+++ TASK DATA

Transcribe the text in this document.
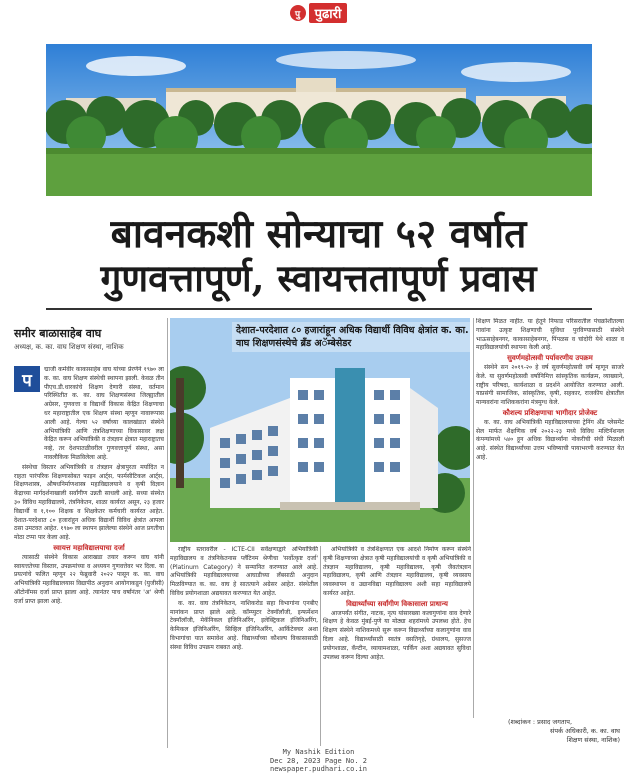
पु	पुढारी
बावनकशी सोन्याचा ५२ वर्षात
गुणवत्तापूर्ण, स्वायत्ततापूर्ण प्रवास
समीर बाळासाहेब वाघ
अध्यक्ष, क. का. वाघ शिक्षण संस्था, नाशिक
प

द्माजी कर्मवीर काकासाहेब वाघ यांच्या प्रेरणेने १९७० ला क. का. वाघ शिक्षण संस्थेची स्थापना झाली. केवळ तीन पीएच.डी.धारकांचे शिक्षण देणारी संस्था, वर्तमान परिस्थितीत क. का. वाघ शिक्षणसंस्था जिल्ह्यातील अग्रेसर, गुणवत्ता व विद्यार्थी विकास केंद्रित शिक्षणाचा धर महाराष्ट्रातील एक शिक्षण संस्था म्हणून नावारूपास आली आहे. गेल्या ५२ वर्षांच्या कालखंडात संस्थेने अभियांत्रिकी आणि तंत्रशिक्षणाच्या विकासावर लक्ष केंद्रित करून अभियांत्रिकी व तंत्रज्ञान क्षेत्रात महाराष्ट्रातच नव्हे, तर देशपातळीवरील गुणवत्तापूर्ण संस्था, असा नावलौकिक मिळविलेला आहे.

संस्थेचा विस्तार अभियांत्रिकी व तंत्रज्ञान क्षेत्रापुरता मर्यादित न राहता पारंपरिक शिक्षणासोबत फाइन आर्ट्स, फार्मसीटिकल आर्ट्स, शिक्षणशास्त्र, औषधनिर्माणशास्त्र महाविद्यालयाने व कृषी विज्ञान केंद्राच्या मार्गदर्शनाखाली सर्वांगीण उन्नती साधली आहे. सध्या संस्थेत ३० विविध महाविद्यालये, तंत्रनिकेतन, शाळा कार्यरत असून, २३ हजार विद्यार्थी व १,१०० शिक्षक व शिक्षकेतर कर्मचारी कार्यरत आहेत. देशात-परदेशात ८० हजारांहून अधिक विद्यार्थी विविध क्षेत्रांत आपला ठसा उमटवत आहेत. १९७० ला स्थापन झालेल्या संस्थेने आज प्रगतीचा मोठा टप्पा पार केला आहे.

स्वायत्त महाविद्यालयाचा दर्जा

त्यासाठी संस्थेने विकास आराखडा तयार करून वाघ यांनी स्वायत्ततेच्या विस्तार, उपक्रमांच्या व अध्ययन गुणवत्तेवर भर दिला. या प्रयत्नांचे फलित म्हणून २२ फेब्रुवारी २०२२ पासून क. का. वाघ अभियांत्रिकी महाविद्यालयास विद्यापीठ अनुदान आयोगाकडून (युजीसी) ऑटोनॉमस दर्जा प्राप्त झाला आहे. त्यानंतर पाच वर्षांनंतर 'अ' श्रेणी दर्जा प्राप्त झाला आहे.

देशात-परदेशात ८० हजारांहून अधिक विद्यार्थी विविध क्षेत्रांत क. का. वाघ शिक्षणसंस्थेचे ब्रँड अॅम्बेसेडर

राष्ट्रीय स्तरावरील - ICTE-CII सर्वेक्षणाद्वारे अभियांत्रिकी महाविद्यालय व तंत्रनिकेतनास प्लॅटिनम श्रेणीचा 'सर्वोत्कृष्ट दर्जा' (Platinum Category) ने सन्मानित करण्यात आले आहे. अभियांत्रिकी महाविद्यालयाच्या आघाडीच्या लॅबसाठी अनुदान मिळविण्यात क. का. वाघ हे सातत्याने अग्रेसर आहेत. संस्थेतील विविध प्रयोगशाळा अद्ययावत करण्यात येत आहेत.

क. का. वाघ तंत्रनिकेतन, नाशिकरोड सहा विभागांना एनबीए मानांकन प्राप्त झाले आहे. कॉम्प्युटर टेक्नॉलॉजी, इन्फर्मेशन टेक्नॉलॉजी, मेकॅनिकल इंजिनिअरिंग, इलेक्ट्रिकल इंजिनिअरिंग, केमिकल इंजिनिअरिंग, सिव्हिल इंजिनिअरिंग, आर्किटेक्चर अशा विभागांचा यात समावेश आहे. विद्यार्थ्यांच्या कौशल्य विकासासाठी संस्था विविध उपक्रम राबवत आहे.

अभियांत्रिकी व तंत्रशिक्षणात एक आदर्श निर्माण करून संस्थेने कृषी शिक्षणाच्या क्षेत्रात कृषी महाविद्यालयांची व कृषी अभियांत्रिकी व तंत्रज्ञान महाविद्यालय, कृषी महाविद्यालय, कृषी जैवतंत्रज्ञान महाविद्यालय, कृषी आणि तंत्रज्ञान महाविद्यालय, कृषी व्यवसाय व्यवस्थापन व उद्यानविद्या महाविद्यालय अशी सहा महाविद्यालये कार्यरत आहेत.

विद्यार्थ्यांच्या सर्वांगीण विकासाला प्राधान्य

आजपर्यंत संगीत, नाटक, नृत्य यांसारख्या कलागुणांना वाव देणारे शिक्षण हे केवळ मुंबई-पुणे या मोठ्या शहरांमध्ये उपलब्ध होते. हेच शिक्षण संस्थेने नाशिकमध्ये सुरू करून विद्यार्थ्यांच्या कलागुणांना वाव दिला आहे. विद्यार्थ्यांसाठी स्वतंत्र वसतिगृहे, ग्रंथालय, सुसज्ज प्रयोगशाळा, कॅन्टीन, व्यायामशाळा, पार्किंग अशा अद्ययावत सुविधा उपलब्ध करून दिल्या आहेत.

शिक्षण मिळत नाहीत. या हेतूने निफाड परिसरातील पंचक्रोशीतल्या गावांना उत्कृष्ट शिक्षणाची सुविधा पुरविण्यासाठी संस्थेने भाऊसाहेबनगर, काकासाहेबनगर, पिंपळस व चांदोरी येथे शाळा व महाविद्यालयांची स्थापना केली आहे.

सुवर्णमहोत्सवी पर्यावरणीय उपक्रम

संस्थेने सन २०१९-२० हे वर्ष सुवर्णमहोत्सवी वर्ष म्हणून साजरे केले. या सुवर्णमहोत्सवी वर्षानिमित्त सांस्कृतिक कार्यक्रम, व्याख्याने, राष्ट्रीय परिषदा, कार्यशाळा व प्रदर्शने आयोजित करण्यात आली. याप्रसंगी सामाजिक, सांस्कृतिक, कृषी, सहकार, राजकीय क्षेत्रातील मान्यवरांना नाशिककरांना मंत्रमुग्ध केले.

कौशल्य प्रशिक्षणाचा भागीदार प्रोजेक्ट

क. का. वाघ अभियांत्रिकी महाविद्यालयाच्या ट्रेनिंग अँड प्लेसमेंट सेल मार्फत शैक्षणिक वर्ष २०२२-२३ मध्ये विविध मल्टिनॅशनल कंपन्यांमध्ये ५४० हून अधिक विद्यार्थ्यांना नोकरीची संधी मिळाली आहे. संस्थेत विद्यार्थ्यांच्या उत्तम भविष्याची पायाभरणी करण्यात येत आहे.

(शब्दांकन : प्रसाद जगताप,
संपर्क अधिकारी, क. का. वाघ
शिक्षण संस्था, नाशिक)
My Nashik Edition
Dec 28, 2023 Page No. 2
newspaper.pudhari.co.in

++++++
+++ TASK DATA

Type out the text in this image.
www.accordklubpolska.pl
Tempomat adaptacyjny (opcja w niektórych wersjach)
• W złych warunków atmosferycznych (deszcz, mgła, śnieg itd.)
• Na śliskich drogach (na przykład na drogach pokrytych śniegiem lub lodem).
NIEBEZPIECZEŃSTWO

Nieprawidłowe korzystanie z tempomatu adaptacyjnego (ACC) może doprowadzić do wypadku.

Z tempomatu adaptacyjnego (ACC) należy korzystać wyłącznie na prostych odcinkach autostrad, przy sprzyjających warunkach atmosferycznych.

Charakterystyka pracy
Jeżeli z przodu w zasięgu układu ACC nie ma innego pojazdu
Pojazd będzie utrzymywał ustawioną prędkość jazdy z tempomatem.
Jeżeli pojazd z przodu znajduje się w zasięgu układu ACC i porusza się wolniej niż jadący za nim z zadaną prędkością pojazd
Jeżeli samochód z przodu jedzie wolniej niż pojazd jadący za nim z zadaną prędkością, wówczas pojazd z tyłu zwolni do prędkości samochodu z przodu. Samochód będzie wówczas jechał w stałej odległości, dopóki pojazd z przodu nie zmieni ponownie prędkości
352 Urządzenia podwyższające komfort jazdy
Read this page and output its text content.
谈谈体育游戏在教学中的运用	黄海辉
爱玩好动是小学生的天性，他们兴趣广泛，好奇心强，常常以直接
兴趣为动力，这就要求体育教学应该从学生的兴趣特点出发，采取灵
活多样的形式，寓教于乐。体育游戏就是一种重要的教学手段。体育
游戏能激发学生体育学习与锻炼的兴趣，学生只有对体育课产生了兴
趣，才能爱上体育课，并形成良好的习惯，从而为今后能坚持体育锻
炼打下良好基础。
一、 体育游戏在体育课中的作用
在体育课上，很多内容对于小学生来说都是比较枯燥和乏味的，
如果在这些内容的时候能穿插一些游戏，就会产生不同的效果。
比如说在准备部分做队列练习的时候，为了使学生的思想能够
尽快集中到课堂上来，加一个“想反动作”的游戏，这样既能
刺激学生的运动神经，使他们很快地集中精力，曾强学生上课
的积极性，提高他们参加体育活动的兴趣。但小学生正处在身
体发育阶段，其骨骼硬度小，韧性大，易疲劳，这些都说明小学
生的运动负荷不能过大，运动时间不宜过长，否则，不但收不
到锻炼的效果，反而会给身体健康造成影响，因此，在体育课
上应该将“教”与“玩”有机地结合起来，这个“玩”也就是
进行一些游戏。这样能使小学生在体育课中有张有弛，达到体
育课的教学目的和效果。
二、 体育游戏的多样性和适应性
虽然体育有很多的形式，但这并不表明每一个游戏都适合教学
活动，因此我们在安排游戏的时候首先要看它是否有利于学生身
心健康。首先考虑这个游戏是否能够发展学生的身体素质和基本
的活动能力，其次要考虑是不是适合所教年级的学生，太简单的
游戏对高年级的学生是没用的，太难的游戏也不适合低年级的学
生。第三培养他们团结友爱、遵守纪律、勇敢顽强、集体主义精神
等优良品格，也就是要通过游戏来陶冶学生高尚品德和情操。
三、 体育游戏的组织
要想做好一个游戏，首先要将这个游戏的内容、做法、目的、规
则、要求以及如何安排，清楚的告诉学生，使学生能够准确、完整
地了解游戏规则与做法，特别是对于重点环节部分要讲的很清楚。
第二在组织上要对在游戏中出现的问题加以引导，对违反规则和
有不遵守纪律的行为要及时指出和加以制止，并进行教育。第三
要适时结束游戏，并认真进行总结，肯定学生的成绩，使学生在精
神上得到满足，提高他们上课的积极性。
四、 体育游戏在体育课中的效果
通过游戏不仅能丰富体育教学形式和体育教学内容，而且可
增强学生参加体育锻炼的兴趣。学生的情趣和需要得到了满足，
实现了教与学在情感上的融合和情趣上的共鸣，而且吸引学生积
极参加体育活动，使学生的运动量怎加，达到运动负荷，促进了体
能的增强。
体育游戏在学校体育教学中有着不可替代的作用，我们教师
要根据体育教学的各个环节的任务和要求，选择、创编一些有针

++++++
+++ TASK DATA

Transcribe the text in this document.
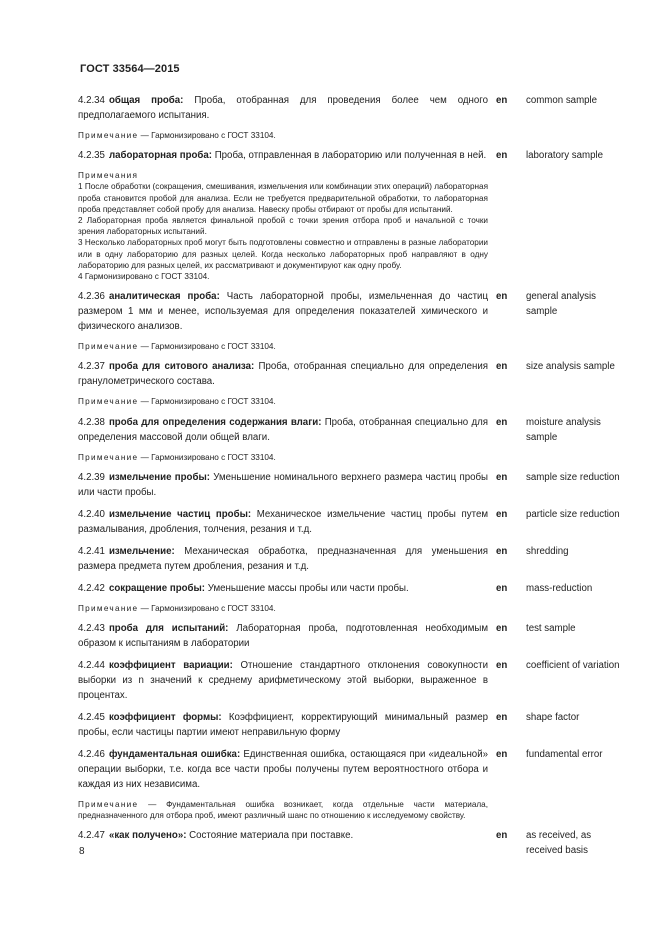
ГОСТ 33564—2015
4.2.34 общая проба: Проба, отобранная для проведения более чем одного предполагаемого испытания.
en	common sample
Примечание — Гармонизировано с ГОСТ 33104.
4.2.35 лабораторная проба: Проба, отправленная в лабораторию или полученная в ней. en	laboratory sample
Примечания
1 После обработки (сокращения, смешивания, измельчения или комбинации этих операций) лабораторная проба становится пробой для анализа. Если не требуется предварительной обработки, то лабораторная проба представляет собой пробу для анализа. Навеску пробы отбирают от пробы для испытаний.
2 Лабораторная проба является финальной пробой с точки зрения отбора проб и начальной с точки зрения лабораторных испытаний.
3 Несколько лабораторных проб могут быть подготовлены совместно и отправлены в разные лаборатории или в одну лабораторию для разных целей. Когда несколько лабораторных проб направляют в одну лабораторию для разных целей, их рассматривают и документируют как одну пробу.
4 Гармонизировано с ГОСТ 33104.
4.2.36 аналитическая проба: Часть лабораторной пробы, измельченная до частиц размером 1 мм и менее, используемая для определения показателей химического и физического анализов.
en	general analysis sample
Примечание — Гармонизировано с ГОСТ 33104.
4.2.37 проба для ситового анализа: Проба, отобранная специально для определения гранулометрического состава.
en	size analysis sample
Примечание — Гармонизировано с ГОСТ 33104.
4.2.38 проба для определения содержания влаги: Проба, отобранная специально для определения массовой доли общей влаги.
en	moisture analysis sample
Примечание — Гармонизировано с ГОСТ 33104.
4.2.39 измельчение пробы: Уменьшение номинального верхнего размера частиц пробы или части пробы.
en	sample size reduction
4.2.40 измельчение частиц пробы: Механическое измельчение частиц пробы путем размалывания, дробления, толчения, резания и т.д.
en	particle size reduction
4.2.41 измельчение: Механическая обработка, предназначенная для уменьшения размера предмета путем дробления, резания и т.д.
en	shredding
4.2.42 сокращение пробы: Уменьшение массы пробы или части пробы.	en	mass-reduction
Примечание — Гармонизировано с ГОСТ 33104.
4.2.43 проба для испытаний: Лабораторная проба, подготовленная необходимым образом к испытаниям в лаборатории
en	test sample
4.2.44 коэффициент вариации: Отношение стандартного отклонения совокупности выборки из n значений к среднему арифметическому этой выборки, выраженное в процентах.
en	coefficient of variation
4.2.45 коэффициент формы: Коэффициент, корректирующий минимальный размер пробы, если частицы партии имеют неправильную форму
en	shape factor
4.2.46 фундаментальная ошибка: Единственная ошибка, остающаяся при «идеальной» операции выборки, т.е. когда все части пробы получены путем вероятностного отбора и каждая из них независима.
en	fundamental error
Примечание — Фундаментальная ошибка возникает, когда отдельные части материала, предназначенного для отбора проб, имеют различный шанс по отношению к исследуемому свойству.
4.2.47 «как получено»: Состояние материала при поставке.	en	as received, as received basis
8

++++++

Reply with the number of lines in the preceding entries that contain "размера", and no other words.

2